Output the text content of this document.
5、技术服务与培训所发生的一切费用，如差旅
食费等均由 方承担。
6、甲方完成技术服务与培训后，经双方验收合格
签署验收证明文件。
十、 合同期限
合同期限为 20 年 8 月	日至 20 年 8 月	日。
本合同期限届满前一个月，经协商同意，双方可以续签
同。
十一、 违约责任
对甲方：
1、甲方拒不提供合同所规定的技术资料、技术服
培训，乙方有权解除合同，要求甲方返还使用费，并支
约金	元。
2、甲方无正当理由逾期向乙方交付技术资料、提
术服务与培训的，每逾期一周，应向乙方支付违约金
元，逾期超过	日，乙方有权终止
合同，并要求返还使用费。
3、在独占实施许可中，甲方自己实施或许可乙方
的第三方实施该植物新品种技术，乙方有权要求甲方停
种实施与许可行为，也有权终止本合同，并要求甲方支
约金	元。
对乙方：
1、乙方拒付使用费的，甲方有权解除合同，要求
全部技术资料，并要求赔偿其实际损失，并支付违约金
■ ■ ■ ■ ■
Request:
Reproduce the material precisely, including every line.

Output for this task:
Output the text content of this document.
5、技术服务与培训所发生的一切费用，如差旅
食费等均由 方承担。
6、甲方完成技术服务与培训后，经双方验收合格
签署验收证明文件。
十、 合同期限
合同期限为 20 年 8 月	日至 20 年 8 月	日。
本合同期限届满前一个月，经协商同意，双方可以续签
同。
十一、 违约责任
对甲方：
1、甲方拒不提供合同所规定的技术资料、技术服
培训，乙方有权解除合同，要求甲方返还使用费，并支
约金	元。
2、甲方无正当理由逾期向乙方交付技术资料、提
术服务与培训的，每逾期一周，应向乙方支付违约金
元，逾期超过	日，乙方有权终止
合同，并要求返还使用费。
3、在独占实施许可中，甲方自己实施或许可乙方
的第三方实施该植物新品种技术，乙方有权要求甲方停
种实施与许可行为，也有权终止本合同，并要求甲方支
约金	元。
对乙方：
1、乙方拒付使用费的，甲方有权解除合同，要求
全部技术资料，并要求赔偿其实际损失，并支付违约金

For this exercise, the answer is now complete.